:: AVAILABLE RECORDS
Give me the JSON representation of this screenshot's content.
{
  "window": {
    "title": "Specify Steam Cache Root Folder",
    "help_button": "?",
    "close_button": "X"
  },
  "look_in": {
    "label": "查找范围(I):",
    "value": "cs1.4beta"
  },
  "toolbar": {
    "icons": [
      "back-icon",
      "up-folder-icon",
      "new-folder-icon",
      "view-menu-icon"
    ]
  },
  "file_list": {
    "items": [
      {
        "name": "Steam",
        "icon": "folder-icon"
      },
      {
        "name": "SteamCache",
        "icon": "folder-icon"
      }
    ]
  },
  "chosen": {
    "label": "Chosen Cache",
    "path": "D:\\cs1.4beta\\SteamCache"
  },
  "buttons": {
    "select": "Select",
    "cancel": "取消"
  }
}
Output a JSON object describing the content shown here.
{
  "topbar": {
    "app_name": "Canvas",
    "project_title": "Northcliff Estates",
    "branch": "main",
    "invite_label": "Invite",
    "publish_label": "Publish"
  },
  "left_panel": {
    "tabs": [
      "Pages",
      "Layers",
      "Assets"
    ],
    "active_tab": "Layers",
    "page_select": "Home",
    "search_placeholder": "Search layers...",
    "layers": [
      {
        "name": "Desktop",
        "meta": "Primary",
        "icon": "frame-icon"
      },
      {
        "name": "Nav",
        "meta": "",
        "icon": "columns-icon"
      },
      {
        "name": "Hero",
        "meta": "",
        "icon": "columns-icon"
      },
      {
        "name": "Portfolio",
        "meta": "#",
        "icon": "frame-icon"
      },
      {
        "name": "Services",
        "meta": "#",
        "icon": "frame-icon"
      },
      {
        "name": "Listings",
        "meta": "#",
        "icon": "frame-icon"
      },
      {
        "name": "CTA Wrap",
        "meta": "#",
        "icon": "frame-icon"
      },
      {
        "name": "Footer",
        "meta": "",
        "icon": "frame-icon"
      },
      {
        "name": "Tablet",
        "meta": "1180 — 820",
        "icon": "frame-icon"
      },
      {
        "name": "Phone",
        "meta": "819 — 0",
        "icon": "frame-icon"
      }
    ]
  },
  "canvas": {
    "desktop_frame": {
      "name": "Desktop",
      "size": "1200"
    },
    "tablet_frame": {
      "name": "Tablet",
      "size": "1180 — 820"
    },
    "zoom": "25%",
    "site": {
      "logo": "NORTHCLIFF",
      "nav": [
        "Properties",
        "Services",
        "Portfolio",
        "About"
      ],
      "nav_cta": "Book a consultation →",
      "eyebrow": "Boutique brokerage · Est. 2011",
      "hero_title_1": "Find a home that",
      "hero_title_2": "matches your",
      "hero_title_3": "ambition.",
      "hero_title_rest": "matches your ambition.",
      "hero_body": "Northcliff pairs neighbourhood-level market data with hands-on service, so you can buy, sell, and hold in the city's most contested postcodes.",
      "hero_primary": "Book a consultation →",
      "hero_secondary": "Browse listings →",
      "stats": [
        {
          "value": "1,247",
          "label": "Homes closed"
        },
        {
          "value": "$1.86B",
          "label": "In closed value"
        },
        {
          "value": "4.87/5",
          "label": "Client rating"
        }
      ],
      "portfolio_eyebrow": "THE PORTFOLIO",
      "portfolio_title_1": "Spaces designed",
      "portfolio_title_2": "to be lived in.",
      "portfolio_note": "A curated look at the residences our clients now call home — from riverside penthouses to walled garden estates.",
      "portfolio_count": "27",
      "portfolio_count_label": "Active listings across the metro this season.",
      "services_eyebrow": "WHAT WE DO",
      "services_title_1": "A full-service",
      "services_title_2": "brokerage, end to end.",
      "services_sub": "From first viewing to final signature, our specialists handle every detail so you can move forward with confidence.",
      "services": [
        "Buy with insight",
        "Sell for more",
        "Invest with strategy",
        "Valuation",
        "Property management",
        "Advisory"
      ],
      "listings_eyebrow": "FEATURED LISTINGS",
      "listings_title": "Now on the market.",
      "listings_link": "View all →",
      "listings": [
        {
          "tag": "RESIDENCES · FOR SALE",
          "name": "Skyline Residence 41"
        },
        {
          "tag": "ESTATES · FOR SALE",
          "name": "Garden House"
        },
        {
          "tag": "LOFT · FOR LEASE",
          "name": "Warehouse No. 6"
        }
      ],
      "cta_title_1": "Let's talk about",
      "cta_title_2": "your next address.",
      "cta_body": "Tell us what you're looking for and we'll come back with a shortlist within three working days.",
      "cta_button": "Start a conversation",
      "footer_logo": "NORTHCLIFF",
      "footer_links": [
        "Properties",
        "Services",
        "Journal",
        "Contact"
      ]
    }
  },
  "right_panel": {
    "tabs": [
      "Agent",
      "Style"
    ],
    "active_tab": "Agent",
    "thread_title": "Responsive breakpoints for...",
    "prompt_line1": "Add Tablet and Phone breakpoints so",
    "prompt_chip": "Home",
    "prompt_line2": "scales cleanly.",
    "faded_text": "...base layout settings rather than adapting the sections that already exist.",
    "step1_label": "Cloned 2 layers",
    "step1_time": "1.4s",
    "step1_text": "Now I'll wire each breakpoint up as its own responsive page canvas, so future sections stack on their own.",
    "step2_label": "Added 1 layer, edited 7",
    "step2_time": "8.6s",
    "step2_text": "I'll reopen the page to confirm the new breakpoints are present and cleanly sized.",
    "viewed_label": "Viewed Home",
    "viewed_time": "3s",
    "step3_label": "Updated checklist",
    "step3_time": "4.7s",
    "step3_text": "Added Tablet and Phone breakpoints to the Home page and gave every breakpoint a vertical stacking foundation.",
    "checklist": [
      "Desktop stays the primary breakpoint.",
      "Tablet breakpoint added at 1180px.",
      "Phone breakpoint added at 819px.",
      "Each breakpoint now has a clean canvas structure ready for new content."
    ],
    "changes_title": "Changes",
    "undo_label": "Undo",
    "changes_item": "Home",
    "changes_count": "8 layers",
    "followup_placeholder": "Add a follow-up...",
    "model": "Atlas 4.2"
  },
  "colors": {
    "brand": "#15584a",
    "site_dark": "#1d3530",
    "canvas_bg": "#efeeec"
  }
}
::::
- [WHAT IS NEEDED]
Extract the data exactly as given.

- [ANSWER TO THIS PROBLEM]
Give me the JSON representation of this screenshot's content.
{
  "window": {
    "title": "Specify Steam Cache Root Folder",
    "help_button": "?",
    "close_button": "X"
  },
  "look_in": {
    "label": "查找范围(I):",
    "value": "cs1.4beta"
  },
  "toolbar": {
    "icons": [
      "back-icon",
      "up-folder-icon",
      "new-folder-icon",
      "view-menu-icon"
    ]
  },
  "file_list": {
    "items": [
      {
        "name": "Steam",
        "icon": "folder-icon"
      },
      {
        "name": "SteamCache",
        "icon": "folder-icon"
      }
    ]
  },
  "chosen": {
    "label": "Chosen Cache",
    "path": "D:\\cs1.4beta\\SteamCache"
  },
  "buttons": {
    "select": "Select",
    "cancel": "取消"
  }
}
Output a JSON object describing the content shown here.
{
  "topbar": {
    "app_name": "Canvas",
    "project_title": "Northcliff Estates",
    "branch": "main",
    "invite_label": "Invite",
    "publish_label": "Publish"
  },
  "left_panel": {
    "tabs": [
      "Pages",
      "Layers",
      "Assets"
    ],
    "active_tab": "Layers",
    "page_select": "Home",
    "search_placeholder": "Search layers...",
    "layers": [
      {
        "name": "Desktop",
        "meta": "Primary",
        "icon": "frame-icon"
      },
      {
        "name": "Nav",
        "meta": "",
        "icon": "columns-icon"
      },
      {
        "name": "Hero",
        "meta": "",
        "icon": "columns-icon"
      },
      {
        "name": "Portfolio",
        "meta": "#",
        "icon": "frame-icon"
      },
      {
        "name": "Services",
        "meta": "#",
        "icon": "frame-icon"
      },
      {
        "name": "Listings",
        "meta": "#",
        "icon": "frame-icon"
      },
      {
        "name": "CTA Wrap",
        "meta": "#",
        "icon": "frame-icon"
      },
      {
        "name": "Footer",
        "meta": "",
        "icon": "frame-icon"
      },
      {
        "name": "Tablet",
        "meta": "1180 — 820",
        "icon": "frame-icon"
      },
      {
        "name": "Phone",
        "meta": "819 — 0",
        "icon": "frame-icon"
      }
    ]
  },
  "canvas": {
    "desktop_frame": {
      "name": "Desktop",
      "size": "1200"
    },
    "tablet_frame": {
      "name": "Tablet",
      "size": "1180 — 820"
    },
    "zoom": "25%",
    "site": {
      "logo": "NORTHCLIFF",
      "nav": [
        "Properties",
        "Services",
        "Portfolio",
        "About"
      ],
      "nav_cta": "Book a consultation →",
      "eyebrow": "Boutique brokerage · Est. 2011",
      "hero_title_1": "Find a home that",
      "hero_title_2": "matches your",
      "hero_title_3": "ambition.",
      "hero_title_rest": "matches your ambition.",
      "hero_body": "Northcliff pairs neighbourhood-level market data with hands-on service, so you can buy, sell, and hold in the city's most contested postcodes.",
      "hero_primary": "Book a consultation →",
      "hero_secondary": "Browse listings →",
      "stats": [
        {
          "value": "1,247",
          "label": "Homes closed"
        },
        {
          "value": "$1.86B",
          "label": "In closed value"
        },
        {
          "value": "4.87/5",
          "label": "Client rating"
        }
      ],
      "portfolio_eyebrow": "THE PORTFOLIO",
      "portfolio_title_1": "Spaces designed",
      "portfolio_title_2": "to be lived in.",
      "portfolio_note": "A curated look at the residences our clients now call home — from riverside penthouses to walled garden estates.",
      "portfolio_count": "27",
      "portfolio_count_label": "Active listings across the metro this season.",
      "services_eyebrow": "WHAT WE DO",
      "services_title_1": "A full-service",
      "services_title_2": "brokerage, end to end.",
      "services_sub": "From first viewing to final signature, our specialists handle every detail so you can move forward with confidence.",
      "services": [
        "Buy with insight",
        "Sell for more",
        "Invest with strategy",
        "Valuation",
        "Property management",
        "Advisory"
      ],
      "listings_eyebrow": "FEATURED LISTINGS",
      "listings_title": "Now on the market.",
      "listings_link": "View all →",
      "listings": [
        {
          "tag": "RESIDENCES · FOR SALE",
          "name": "Skyline Residence 41"
        },
        {
          "tag": "ESTATES · FOR SALE",
          "name": "Garden House"
        },
        {
          "tag": "LOFT · FOR LEASE",
          "name": "Warehouse No. 6"
        }
      ],
      "cta_title_1": "Let's talk about",
      "cta_title_2": "your next address.",
      "cta_body": "Tell us what you're looking for and we'll come back with a shortlist within three working days.",
      "cta_button": "Start a conversation",
      "footer_logo": "NORTHCLIFF",
      "footer_links": [
        "Properties",
        "Services",
        "Journal",
        "Contact"
      ]
    }
  },
  "right_panel": {
    "tabs": [
      "Agent",
      "Style"
    ],
    "active_tab": "Agent",
    "thread_title": "Responsive breakpoints for...",
    "prompt_line1": "Add Tablet and Phone breakpoints so",
    "prompt_chip": "Home",
    "prompt_line2": "scales cleanly.",
    "faded_text": "...base layout settings rather than adapting the sections that already exist.",
    "step1_label": "Cloned 2 layers",
    "step1_time": "1.4s",
    "step1_text": "Now I'll wire each breakpoint up as its own responsive page canvas, so future sections stack on their own.",
    "step2_label": "Added 1 layer, edited 7",
    "step2_time": "8.6s",
    "step2_text": "I'll reopen the page to confirm the new breakpoints are present and cleanly sized.",
    "viewed_label": "Viewed Home",
    "viewed_time": "3s",
    "step3_label": "Updated checklist",
    "step3_time": "4.7s",
    "step3_text": "Added Tablet and Phone breakpoints to the Home page and gave every breakpoint a vertical stacking foundation.",
    "checklist": [
      "Desktop stays the primary breakpoint.",
      "Tablet breakpoint added at 1180px.",
      "Phone breakpoint added at 819px.",
      "Each breakpoint now has a clean canvas structure ready for new content."
    ],
    "changes_title": "Changes",
    "undo_label": "Undo",
    "changes_item": "Home",
    "changes_count": "8 layers",
    "followup_placeholder": "Add a follow-up...",
    "model": "Atlas 4.2"
  },
  "colors": {
    "brand": "#15584a",
    "site_dark": "#1d3530",
    "canvas_bg": "#efeeec"
  }
}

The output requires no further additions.